• _REQUIREMENT_:
Below, find each line holding "default" and state how many there are, using the number alone.

• _ENTRIES_:
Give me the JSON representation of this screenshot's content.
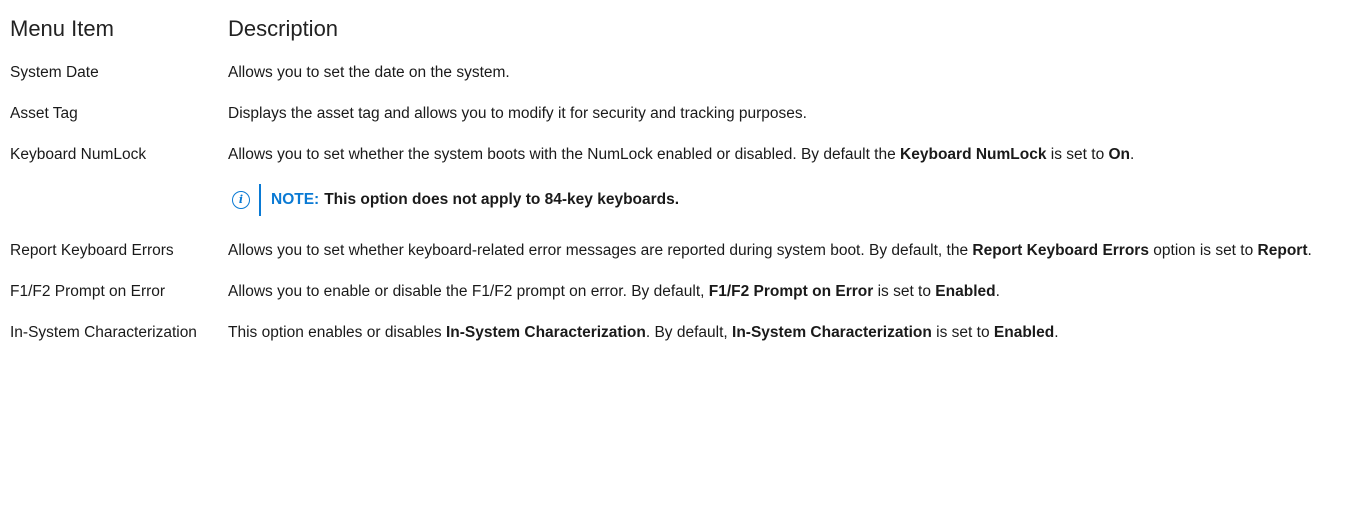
{
  "headers": {
    "item": "Menu Item",
    "description": "Description"
  },
  "rows": {
    "system_date": {
      "item": "System Date",
      "desc": "Allows you to set the date on the system."
    },
    "asset_tag": {
      "item": "Asset Tag",
      "desc": "Displays the asset tag and allows you to modify it for security and tracking purposes."
    },
    "keyboard_numlock": {
      "item": "Keyboard NumLock",
      "desc_1": "Allows you to set whether the system boots with the NumLock enabled or disabled. By default the ",
      "bold_1": "Keyboard NumLock",
      "desc_2": " is set to ",
      "bold_2": "On",
      "desc_3": ".",
      "note_label": "NOTE:",
      "note_text": "This option does not apply to 84-key keyboards."
    },
    "report_keyboard_errors": {
      "item": "Report Keyboard Errors",
      "desc_1": "Allows you to set whether keyboard-related error messages are reported during system boot. By default, the ",
      "bold_1": "Report Keyboard Errors",
      "desc_2": " option is set to ",
      "bold_2": "Report",
      "desc_3": "."
    },
    "f1f2_prompt": {
      "item": "F1/F2 Prompt on Error",
      "desc_1": "Allows you to enable or disable the F1/F2 prompt on error. By default, ",
      "bold_1": "F1/F2 Prompt on Error",
      "desc_2": " is set to ",
      "bold_2": "Enabled",
      "desc_3": "."
    },
    "in_system_char": {
      "item": "In-System Characterization",
      "desc_1": "This option enables or disables ",
      "bold_1": "In-System Characterization",
      "desc_2": ". By default, ",
      "bold_2": "In-System Characterization",
      "desc_3": " is set to ",
      "bold_3": "Enabled",
      "desc_4": "."
    }
  },
  "colors": {
    "note_accent": "#0a7ad4",
    "text": "#1a1a1a"
  },
  "icons": {
    "note": "info-icon"
  }
}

• _ANSWER TO THE EXERCISE_:
4